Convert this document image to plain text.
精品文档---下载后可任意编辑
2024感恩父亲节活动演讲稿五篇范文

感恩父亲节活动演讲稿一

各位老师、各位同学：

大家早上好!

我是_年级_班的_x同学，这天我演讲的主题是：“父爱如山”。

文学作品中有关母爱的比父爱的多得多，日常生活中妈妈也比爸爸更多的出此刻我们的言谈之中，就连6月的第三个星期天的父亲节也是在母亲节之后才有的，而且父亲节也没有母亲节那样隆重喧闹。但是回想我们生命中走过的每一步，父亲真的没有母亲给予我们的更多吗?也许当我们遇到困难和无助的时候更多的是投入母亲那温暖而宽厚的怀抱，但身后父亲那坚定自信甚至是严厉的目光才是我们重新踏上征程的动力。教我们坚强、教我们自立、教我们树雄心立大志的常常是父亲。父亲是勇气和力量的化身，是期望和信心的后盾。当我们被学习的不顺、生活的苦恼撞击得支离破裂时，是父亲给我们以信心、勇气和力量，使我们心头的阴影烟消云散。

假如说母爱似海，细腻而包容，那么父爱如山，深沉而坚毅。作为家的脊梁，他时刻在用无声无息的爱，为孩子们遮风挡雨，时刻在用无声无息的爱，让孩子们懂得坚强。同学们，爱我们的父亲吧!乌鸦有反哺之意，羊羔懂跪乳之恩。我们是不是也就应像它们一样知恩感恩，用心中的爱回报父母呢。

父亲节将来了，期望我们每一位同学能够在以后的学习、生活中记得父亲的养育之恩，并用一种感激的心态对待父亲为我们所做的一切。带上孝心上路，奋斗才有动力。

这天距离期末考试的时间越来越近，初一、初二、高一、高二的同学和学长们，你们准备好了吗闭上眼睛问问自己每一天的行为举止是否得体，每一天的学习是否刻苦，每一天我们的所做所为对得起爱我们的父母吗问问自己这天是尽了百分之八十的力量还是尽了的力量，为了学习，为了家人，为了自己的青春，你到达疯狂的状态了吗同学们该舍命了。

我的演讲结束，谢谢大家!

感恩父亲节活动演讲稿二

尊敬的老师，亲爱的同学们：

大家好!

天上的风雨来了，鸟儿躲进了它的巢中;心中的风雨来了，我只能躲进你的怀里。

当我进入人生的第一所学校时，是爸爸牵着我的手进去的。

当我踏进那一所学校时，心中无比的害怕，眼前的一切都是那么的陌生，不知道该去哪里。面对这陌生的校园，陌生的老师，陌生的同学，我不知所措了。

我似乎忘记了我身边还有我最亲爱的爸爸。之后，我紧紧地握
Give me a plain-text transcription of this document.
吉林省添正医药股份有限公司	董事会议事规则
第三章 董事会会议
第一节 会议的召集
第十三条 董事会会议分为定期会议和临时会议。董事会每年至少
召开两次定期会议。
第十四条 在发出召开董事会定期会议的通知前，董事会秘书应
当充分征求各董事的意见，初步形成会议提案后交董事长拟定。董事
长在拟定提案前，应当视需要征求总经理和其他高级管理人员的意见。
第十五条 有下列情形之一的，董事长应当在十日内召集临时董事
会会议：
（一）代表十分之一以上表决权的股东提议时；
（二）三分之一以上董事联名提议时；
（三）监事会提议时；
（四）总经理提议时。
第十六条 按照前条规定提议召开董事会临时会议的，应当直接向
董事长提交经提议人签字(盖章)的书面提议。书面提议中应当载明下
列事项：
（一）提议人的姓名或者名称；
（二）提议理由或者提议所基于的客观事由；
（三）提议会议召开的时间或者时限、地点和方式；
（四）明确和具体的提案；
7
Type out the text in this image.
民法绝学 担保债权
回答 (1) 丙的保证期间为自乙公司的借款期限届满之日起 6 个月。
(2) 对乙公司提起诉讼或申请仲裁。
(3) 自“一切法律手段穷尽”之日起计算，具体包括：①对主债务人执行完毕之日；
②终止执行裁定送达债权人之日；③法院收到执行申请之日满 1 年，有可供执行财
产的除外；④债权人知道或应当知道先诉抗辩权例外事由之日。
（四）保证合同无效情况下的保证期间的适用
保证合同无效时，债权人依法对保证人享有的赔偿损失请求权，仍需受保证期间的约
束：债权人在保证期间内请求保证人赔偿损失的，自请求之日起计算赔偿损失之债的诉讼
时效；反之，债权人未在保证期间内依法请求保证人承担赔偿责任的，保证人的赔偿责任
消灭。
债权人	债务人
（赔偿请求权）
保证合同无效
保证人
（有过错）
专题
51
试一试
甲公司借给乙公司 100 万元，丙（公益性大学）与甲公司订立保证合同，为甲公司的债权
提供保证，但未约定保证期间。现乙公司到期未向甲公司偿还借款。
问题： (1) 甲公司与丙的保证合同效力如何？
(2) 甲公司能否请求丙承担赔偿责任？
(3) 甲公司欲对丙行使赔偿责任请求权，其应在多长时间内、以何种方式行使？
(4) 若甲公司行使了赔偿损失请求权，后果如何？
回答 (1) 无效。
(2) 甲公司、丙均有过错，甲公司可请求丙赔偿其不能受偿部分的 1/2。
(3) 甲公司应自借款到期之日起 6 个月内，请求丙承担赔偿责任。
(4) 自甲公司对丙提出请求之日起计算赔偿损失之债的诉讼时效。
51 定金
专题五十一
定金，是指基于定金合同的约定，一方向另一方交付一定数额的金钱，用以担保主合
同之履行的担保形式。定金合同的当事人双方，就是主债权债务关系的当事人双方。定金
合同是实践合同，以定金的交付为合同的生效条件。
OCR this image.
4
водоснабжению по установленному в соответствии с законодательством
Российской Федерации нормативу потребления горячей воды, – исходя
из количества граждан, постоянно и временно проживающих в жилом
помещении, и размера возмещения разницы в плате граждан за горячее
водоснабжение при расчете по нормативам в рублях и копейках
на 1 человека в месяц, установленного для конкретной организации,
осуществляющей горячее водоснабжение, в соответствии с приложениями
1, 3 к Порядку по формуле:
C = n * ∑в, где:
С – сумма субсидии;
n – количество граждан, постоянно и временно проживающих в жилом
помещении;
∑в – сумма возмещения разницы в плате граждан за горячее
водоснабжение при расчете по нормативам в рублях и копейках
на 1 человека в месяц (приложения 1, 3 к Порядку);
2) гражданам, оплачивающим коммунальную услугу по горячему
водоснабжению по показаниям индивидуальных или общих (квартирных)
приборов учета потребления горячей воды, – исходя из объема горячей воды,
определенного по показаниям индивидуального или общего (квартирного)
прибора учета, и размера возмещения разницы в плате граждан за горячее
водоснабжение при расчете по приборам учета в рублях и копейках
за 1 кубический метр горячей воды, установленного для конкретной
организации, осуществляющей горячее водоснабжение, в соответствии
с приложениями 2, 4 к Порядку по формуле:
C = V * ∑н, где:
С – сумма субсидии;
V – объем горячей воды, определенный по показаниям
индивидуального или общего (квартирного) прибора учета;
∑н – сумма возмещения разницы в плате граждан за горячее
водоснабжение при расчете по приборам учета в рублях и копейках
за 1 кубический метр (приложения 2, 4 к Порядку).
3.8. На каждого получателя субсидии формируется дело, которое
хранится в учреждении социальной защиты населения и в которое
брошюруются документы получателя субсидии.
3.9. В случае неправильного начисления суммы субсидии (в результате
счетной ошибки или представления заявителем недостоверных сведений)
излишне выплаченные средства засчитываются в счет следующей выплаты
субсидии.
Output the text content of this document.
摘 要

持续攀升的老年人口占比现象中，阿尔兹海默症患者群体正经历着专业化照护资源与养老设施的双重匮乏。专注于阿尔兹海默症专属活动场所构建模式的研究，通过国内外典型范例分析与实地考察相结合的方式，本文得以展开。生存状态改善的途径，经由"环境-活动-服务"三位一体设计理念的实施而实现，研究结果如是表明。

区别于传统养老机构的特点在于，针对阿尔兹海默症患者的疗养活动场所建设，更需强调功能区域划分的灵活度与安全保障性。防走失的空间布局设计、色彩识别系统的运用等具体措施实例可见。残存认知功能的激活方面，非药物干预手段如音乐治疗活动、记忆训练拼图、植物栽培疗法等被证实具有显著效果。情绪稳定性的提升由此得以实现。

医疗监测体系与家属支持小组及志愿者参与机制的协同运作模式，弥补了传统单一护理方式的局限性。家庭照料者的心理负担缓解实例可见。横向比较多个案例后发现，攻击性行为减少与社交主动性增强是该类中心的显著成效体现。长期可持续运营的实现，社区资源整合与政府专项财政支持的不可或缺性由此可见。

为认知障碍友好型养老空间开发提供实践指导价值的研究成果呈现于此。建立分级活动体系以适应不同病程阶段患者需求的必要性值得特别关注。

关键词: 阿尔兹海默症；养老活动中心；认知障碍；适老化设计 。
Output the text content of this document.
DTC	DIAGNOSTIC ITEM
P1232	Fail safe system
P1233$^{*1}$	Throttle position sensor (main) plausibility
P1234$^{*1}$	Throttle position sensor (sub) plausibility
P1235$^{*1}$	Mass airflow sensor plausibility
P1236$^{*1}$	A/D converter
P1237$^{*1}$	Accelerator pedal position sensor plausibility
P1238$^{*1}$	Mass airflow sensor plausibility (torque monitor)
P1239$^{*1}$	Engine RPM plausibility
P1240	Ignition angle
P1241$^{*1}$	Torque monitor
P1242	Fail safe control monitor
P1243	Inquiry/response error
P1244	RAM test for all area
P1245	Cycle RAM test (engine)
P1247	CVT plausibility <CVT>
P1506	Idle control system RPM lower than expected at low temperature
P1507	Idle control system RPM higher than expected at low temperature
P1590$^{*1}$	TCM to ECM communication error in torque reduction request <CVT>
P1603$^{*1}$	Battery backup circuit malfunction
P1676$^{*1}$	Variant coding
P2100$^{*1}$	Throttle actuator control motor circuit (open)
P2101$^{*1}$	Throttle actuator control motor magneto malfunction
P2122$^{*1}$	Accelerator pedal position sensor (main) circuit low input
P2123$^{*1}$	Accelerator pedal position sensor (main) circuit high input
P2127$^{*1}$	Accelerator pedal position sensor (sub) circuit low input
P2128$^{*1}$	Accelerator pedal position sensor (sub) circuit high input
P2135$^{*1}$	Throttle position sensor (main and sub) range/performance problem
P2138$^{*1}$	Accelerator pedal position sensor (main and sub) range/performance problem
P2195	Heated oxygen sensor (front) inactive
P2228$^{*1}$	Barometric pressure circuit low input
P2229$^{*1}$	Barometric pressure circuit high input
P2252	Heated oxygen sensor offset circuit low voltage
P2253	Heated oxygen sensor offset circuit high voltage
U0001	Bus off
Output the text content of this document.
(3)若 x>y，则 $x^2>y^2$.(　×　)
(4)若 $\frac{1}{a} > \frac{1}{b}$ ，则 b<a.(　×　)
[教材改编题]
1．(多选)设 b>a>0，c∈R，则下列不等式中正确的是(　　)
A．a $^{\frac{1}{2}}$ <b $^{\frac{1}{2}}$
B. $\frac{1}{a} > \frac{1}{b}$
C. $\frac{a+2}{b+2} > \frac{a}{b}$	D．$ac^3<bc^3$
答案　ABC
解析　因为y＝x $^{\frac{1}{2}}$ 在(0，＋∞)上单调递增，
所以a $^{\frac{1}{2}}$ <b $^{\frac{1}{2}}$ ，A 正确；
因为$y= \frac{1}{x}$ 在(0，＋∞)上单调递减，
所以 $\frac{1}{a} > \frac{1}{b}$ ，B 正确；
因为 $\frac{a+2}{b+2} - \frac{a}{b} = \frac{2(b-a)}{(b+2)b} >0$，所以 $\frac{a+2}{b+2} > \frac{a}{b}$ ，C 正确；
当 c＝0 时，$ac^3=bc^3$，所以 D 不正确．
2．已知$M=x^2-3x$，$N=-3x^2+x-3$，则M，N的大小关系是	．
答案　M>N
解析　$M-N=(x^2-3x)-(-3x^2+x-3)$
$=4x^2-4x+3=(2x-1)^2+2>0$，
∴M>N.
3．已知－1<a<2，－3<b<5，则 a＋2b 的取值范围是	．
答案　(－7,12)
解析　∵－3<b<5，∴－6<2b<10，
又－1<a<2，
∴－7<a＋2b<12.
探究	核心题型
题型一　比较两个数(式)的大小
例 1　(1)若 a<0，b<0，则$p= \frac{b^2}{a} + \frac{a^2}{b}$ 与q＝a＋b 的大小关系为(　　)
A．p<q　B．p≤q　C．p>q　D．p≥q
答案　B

_____

◆ **TASK DIRECTIONS**: Which lines contain "frac"? Copy each of them out.

◆ **TASK RESULT**:
(4)若 $\frac{1}{a} > \frac{1}{b}$ ，则 b<a.(　×　)
A．a $^{\frac{1}{2}}$ <b $^{\frac{1}{2}}$
B. $\frac{1}{a} > \frac{1}{b}$
C. $\frac{a+2}{b+2} > \frac{a}{b}$	D．$ac^3<bc^3$
解析　因为y＝x $^{\frac{1}{2}}$ 在(0，＋∞)上单调递增，
所以a $^{\frac{1}{2}}$ <b $^{\frac{1}{2}}$ ，A 正确；
因为$y= \frac{1}{x}$ 在(0，＋∞)上单调递减，
所以 $\frac{1}{a} > \frac{1}{b}$ ，B 正确；
因为 $\frac{a+2}{b+2} - \frac{a}{b} = \frac{2(b-a)}{(b+2)b} >0$，所以 $\frac{a+2}{b+2} > \frac{a}{b}$ ，C 正确；
例 1　(1)若 a<0，b<0，则$p= \frac{b^2}{a} + \frac{a^2}{b}$ 与q＝a＋b 的大小关系为(　　)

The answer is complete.